_Exercise objective_. Go through the material and pull out every line with the string "date" in it.
------------
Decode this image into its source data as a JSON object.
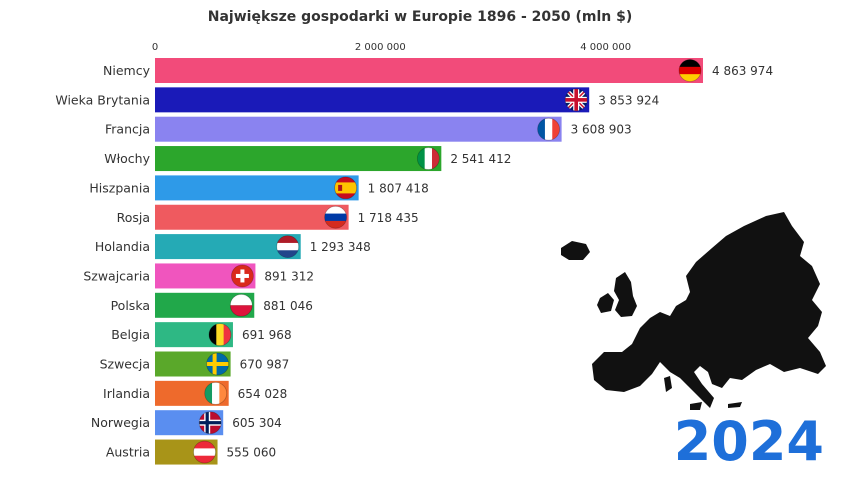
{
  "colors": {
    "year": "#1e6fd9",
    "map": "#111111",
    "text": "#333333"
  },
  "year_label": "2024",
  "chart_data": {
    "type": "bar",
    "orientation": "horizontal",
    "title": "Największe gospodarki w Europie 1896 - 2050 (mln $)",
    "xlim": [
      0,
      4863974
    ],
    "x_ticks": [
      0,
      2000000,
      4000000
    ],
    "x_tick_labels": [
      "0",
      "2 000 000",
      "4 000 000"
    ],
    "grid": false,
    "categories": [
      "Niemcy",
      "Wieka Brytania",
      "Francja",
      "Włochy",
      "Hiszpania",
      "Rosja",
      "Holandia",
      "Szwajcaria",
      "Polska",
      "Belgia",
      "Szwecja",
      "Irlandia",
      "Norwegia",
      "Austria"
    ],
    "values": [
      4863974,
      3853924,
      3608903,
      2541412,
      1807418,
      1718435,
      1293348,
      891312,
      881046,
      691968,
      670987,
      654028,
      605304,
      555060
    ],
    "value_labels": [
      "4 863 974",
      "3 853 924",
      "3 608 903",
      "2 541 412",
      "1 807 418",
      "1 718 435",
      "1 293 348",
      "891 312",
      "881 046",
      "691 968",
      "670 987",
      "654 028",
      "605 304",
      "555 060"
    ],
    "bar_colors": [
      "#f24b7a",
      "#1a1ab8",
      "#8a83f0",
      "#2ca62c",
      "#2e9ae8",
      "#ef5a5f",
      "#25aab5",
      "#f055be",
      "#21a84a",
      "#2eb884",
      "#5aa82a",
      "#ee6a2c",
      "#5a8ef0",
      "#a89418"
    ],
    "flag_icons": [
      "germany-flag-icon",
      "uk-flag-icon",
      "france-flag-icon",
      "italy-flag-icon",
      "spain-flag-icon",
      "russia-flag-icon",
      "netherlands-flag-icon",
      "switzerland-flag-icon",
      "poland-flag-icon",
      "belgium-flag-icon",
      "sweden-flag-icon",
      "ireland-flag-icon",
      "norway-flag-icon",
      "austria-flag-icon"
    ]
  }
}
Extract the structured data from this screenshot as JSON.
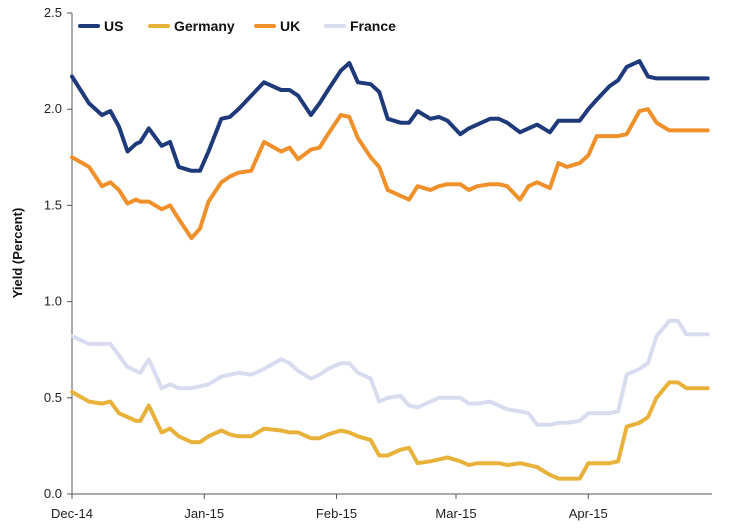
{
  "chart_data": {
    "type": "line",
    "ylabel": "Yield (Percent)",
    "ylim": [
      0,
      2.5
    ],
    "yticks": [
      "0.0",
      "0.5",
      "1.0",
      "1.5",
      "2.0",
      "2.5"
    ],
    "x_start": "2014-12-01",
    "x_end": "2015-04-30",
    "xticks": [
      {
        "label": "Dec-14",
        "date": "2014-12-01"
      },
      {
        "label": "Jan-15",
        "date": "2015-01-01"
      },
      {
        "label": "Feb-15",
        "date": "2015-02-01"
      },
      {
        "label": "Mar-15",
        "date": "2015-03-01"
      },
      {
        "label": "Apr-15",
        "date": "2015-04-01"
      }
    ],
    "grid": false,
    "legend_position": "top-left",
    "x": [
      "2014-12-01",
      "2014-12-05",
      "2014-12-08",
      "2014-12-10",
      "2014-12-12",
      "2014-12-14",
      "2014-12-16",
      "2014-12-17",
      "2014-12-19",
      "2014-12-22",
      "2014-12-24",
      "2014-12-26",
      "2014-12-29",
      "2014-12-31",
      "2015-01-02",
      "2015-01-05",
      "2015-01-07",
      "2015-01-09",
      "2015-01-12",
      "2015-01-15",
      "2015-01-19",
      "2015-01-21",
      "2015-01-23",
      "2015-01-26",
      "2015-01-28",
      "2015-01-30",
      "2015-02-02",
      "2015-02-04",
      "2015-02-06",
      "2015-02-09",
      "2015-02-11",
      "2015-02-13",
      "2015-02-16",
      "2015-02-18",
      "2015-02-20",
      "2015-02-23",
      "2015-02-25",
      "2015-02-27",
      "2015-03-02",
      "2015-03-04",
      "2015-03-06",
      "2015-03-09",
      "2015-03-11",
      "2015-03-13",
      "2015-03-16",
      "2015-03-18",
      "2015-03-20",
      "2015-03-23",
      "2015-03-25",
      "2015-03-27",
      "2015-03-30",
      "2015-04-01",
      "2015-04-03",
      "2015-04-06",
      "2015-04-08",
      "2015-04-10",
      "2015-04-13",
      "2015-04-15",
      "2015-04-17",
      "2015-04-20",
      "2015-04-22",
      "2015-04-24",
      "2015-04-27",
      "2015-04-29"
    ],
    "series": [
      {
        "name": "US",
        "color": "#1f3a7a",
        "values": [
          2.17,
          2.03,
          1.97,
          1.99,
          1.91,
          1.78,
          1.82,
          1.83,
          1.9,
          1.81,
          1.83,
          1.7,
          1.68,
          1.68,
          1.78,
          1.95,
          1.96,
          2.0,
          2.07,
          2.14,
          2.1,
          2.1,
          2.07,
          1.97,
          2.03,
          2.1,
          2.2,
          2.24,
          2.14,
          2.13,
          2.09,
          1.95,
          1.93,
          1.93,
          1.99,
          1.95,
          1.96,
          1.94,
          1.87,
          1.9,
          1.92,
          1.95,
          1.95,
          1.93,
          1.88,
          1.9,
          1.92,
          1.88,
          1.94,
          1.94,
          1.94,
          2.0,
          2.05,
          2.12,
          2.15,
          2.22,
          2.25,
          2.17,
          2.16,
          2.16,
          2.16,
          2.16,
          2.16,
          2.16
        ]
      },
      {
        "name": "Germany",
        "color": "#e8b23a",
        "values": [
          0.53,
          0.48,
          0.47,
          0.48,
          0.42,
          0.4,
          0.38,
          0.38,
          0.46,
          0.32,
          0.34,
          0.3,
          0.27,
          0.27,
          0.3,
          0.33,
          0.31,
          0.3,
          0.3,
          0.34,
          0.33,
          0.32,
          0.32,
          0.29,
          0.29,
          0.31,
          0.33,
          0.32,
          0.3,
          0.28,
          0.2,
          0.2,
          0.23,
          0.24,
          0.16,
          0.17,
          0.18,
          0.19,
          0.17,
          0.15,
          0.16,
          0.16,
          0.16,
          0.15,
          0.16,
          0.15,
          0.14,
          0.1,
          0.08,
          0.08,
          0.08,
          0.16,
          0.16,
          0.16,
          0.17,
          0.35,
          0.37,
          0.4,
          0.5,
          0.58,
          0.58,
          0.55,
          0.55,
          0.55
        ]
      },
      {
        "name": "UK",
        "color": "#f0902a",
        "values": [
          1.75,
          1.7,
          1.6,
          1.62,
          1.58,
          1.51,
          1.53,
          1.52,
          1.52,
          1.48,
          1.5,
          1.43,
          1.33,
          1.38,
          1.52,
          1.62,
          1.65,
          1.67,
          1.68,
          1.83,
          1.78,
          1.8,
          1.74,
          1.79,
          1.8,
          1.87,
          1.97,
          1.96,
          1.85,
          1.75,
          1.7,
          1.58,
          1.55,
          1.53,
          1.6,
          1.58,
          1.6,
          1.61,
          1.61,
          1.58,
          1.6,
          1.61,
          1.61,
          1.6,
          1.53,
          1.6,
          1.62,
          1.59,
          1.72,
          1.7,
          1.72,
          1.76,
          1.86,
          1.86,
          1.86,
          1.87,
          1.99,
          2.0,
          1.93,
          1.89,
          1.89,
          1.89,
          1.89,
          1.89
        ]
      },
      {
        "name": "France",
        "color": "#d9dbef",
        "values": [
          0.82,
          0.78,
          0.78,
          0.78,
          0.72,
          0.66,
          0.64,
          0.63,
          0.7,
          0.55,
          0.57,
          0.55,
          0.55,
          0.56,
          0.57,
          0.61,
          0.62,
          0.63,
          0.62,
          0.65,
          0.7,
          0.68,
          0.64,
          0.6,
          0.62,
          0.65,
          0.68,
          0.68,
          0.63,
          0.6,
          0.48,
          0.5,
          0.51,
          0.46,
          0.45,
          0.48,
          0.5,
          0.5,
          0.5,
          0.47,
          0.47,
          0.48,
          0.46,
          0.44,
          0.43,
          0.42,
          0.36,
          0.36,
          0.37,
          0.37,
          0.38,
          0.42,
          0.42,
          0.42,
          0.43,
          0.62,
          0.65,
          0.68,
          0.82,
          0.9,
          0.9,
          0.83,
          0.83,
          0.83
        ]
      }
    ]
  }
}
------------
_Output of the exercise_.
        "date": "2014-12-01"
        "date": "2015-01-01"
        "date": "2015-02-01"
        "date": "2015-03-01"
        "date": "2015-04-01"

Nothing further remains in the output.